## TO BE DONE
Copy every line from the data below in which the string "under" can be found.

## DATASET RECORDS
┌────────

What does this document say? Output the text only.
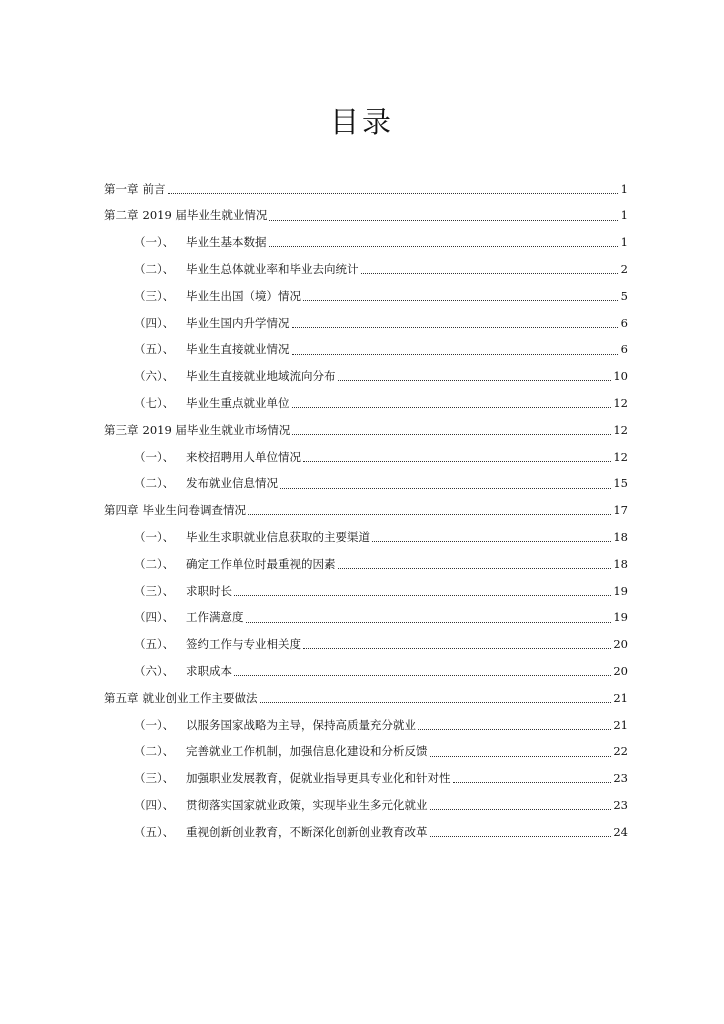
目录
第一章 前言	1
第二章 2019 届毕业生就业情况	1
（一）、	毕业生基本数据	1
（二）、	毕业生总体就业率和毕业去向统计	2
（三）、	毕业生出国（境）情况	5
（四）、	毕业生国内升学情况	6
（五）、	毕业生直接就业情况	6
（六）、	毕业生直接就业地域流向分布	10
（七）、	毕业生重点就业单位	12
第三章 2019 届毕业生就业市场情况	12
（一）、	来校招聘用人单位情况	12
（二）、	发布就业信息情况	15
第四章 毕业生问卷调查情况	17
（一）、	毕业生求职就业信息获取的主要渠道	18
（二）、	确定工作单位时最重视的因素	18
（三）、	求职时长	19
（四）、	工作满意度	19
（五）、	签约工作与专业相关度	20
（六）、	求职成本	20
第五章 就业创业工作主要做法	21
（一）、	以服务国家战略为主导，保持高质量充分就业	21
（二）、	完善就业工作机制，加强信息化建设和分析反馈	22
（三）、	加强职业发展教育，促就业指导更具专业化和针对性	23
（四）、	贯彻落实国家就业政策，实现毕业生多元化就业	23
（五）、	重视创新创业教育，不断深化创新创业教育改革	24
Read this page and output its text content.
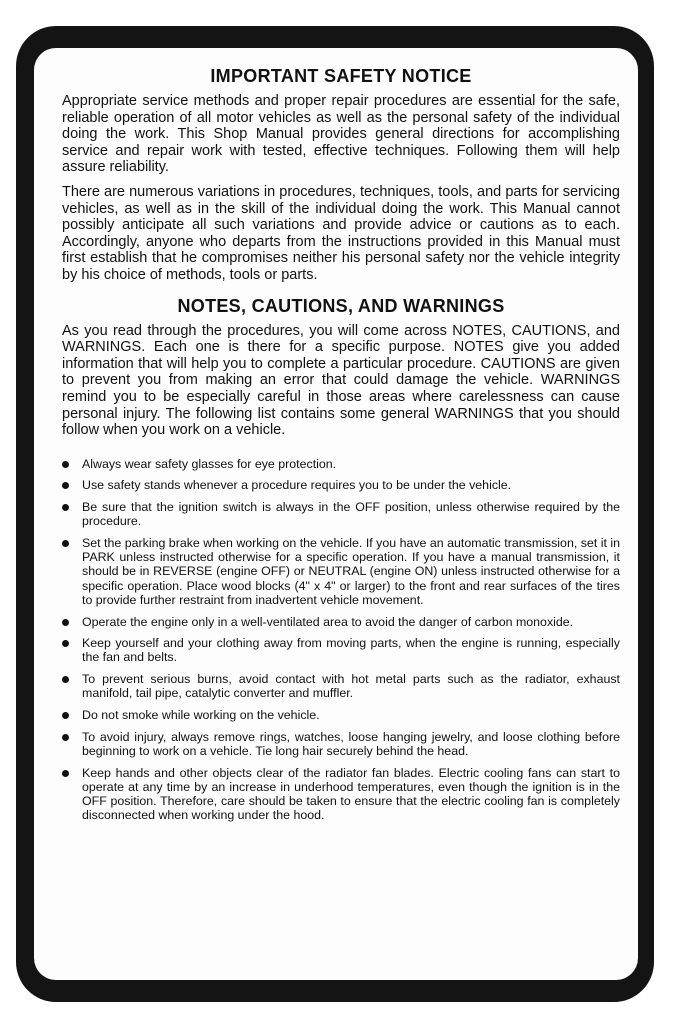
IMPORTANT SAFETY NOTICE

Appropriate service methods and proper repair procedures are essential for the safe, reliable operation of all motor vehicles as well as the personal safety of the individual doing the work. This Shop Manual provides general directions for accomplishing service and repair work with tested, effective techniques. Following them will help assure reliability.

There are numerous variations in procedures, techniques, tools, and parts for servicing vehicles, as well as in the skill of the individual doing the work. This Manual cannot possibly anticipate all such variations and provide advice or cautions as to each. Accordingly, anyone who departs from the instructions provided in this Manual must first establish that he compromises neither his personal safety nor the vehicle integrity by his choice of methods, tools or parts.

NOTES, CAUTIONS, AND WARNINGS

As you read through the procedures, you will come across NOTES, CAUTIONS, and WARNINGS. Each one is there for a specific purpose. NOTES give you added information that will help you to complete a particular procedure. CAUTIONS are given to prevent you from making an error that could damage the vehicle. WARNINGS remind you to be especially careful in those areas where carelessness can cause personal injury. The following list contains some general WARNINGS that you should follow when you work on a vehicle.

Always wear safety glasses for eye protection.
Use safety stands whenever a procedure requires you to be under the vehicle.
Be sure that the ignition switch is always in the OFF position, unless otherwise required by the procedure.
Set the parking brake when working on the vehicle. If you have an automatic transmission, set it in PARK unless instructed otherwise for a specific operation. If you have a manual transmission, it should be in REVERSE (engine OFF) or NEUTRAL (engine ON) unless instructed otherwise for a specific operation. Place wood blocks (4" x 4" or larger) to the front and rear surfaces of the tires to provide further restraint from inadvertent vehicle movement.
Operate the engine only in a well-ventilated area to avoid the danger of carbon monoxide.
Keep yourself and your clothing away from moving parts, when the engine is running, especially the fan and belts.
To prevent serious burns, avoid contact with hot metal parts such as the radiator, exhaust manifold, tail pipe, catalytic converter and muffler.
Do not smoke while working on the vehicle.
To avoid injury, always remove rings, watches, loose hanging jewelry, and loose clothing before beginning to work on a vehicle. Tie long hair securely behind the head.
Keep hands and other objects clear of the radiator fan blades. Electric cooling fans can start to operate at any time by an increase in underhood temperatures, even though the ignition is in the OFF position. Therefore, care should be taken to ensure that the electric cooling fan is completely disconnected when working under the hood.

└────────

## FINISHED ANSWER
Use safety stands whenever a procedure requires you to be under the vehicle.
Keep hands and other objects clear of the radiator fan blades. Electric cooling fans can start to operate at any time by an increase in underhood temperatures, even though the ignition is in the OFF position. Therefore, care should be taken to ensure that the electric cooling fan is completely disconnected when working under the hood.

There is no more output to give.